Testo fornito
Dai bollini della raccolta punti degli anni Ottanta ai programmi di fedeltà con le card all’importanza del Consumer Experience Management, la storia della fidelizzazione è cambiata nel tempo. Se fino al 2000 c’erano i programmi frequent flyer e le carte fedeltà dei supermarket, negli anni seguenti si comincia a parlare di CRM, Customer Relationship Management (Gestione della relazione con il cliente), che mette insieme informazioni sui clienti e sui loro acquisti per poi impiegarli in attività di marketing.
Negli ultimi due anni però la CRM deve trasformarsi in CXM (o CEM), Customer Experience Management (Gestione dell’Esperienza del Cliente), che serve a migliorare i processi di servizio verso il cliente raccogliendo dati da tutti i touch point tradizionali e digitali che diventano una fonte di informazione.
“Per sfruttare i dati e il potere del digitale, bisogna connettere i touch point fra di loro, collegare l’offline con l’online e col mobile, capire il cliente connesso e fare marketing basato sugli insight (dati) del cliente”, dice la Prof.ssa Ziliani, direttore dell’Osservatorio, che segnala che, “se il cliente ha un’esperienza positiva, l’intenzione di fare passaparola aumenta del 15% e la disponibilità di condividere i suoi dati personali con l’azienda aumenta del 17%. È cominciata una nuova era che guarda le cose dal punto di vista della reazione del cliente, e cioè, della sua esperienza”.

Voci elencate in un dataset
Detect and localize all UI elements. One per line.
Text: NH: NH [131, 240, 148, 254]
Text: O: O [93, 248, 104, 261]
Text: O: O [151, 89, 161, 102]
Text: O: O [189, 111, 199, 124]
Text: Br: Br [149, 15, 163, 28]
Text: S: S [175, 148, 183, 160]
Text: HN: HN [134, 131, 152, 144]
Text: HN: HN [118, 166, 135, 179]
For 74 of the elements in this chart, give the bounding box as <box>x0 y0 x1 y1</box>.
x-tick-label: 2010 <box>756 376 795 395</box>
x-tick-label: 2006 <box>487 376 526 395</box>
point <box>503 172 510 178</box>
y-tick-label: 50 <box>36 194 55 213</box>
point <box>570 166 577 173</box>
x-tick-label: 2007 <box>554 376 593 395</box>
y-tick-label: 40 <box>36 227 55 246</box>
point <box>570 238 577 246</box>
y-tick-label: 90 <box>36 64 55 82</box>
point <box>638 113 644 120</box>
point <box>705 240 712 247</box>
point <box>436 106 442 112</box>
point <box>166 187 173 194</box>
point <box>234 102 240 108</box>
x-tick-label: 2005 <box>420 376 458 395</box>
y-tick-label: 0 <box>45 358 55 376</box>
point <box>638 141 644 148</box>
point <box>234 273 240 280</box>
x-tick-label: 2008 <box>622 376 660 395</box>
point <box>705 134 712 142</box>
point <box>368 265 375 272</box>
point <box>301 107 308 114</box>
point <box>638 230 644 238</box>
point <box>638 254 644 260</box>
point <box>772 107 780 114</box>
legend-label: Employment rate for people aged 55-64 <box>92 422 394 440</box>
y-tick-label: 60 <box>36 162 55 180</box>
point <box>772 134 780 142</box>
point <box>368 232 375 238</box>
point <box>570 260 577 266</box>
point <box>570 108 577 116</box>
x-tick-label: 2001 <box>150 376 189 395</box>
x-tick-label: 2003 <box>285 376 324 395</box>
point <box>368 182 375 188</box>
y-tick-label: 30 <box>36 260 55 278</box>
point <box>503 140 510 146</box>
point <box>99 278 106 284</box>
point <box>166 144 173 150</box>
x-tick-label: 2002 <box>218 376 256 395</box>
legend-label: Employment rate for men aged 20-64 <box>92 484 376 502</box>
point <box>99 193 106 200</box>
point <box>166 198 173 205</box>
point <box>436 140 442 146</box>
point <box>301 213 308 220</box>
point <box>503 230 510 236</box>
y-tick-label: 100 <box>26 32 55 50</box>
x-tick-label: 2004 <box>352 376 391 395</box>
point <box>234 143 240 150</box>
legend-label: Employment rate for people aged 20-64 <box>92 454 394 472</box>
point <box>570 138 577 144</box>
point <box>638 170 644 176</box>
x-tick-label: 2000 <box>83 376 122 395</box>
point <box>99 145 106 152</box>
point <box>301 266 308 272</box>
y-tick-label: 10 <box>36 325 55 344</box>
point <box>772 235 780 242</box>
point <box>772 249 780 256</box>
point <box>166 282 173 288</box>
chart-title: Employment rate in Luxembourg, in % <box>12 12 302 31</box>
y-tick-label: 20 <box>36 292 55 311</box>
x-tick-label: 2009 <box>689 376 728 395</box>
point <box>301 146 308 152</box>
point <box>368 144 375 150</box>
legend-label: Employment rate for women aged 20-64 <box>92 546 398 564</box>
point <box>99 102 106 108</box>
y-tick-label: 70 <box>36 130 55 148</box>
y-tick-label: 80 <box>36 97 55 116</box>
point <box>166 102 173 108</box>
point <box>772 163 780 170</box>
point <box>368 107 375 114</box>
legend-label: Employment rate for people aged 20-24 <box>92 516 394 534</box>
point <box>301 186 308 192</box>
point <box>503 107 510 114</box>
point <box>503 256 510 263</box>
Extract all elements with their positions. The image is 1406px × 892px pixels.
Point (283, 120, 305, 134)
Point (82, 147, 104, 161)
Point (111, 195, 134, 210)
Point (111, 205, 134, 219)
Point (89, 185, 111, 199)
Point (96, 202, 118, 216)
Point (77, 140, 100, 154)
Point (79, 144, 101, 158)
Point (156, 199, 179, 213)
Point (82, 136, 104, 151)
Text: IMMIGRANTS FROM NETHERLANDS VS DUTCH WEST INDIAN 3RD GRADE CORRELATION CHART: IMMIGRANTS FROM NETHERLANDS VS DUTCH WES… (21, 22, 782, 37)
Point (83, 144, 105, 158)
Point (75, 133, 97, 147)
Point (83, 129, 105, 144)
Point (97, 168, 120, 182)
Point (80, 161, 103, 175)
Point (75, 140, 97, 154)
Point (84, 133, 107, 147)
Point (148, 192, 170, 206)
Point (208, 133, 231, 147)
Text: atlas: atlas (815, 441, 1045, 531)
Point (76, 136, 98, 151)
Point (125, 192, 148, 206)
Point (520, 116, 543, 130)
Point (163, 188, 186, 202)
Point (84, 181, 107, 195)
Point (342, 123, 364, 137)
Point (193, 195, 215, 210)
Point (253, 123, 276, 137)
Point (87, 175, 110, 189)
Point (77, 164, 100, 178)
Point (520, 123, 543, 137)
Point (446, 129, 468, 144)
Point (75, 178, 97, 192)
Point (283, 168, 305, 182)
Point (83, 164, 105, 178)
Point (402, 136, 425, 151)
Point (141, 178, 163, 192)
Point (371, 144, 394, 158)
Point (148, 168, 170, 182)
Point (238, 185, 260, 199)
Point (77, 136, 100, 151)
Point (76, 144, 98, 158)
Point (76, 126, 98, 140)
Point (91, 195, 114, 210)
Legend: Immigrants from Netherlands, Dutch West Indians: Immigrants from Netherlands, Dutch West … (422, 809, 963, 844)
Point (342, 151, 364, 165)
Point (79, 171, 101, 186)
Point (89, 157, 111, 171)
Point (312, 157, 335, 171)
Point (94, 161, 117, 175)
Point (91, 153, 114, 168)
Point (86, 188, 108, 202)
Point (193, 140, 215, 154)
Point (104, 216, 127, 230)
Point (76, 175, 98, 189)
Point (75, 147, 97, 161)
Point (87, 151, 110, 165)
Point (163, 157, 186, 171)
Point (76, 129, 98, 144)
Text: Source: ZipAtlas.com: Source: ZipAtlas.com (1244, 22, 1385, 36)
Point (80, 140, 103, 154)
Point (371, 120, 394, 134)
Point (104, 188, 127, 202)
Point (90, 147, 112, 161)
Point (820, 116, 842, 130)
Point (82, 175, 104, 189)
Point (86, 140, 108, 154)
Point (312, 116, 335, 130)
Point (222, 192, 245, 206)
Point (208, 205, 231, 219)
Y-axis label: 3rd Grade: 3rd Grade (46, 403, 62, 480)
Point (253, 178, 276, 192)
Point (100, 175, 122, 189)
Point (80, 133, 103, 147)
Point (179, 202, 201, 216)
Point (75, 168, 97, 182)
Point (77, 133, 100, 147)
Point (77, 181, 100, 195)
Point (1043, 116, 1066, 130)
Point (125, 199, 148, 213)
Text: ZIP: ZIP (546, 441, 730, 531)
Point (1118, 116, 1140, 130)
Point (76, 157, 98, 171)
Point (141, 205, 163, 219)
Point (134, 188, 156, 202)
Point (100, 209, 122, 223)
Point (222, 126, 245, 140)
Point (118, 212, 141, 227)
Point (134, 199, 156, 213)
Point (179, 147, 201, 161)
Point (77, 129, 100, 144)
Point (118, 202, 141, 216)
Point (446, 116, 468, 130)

Esercizi proposti
1) Riporti fedelmente il passo del testo sulla fidelizzazione che va da “Dai bollini della” fino a “attività di marketing.” compreso.
2) Indichi se ciascuna delle seguenti affermazioni concorda con il testo sulla fidelizzazione, rispondendo sì o no e citando testualmente le parole decisive. (a) In caso di esperienza positiva, la disponibilità del cliente a condividere i propri dati personali con l’azienda aumenta del 17%. (b) I programmi frequent flyer sono comparsi soltanto negli ultimi due anni. (c) Il Customer Experience Management raccoglie dati esclusivamente dai touch point digitali.

Elenco delle soluzioni
1)
Dai bollini della raccolta punti degli anni Ottanta ai programmi di fedeltà con le card all’importanza del Consumer Experience Management, la storia della fidelizzazione è cambiata nel tempo. Se fino al 2000 c’erano i programmi frequent flyer e le carte fedeltà dei supermarket, negli anni seguenti si comincia a parlare di CRM, Customer Relationship Management (Gestione della relazione con il cliente), che mette insieme informazioni sui clienti e sui loro acquisti per poi impiegarli in attività di marketing.

2)
(a) Sì: “la disponibilità di condividere i suoi dati personali con l’azienda aumenta del 17%”.
(b) No: “Se fino al 2000 c’erano i programmi frequent flyer”.
(c) No: “raccogliendo dati da tutti i touch point tradizionali e digitali”.